— Required work —
Show each line in the records below that contains the string "尼古丁产品禁令仍在持续".

>> START Supplied records

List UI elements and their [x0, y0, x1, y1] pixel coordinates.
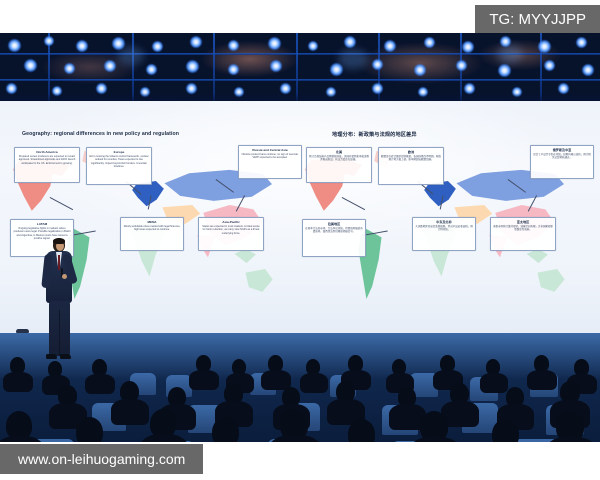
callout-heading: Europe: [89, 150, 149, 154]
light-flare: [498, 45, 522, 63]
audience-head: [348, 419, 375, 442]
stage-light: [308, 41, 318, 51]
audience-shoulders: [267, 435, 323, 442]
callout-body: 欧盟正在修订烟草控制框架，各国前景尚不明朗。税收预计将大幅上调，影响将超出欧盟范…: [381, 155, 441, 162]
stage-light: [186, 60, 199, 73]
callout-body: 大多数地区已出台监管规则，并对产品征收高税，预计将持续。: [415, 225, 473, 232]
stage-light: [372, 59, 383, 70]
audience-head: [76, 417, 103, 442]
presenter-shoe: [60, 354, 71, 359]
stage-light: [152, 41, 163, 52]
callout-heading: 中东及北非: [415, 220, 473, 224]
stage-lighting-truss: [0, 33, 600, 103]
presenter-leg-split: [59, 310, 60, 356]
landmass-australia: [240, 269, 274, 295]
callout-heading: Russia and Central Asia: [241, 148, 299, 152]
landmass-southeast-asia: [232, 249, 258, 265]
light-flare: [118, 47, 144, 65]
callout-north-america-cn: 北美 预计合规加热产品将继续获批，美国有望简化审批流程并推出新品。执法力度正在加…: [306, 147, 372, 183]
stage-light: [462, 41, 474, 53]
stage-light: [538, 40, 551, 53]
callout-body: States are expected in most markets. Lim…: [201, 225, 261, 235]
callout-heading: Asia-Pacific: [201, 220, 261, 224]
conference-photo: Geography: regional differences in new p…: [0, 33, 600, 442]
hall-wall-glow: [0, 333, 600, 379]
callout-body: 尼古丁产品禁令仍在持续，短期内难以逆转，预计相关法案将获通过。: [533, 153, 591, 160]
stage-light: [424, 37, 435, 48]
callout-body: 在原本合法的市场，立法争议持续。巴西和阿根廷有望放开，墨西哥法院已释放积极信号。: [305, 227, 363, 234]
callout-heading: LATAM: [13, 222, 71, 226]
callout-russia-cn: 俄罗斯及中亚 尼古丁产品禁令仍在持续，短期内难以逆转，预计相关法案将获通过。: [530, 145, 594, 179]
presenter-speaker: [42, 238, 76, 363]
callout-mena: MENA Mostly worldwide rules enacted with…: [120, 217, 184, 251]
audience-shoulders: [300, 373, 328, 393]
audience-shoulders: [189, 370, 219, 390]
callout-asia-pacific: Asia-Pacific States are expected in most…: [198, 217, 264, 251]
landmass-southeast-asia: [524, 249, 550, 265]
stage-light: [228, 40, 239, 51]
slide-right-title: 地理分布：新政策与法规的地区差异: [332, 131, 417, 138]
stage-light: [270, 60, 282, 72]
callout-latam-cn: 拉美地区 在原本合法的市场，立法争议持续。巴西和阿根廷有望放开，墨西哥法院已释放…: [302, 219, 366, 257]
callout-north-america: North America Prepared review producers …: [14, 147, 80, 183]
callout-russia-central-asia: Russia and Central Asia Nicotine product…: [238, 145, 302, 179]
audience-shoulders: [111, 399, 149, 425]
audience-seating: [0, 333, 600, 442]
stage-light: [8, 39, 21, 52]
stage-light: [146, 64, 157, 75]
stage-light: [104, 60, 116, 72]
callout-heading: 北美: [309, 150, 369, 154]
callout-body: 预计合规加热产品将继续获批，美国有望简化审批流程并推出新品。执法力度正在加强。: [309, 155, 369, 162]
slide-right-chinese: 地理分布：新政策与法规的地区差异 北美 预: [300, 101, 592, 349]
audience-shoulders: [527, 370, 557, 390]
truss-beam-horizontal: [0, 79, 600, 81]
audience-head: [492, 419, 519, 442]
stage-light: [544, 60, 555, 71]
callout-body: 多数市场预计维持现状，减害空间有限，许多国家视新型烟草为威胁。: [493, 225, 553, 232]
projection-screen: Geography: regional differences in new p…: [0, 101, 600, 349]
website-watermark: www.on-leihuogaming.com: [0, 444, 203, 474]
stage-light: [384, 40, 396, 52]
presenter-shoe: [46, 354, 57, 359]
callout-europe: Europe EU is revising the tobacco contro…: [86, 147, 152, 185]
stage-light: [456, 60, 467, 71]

>> END Supplied records

— Exercise result —
callout-body: 尼古丁产品禁令仍在持续，短期内难以逆转，预计相关法案将获通过。: [533, 153, 591, 160]
callout-russia-cn: 俄罗斯及中亚 尼古丁产品禁令仍在持续，短期内难以逆转，预计相关法案将获通过。: [530, 145, 594, 179]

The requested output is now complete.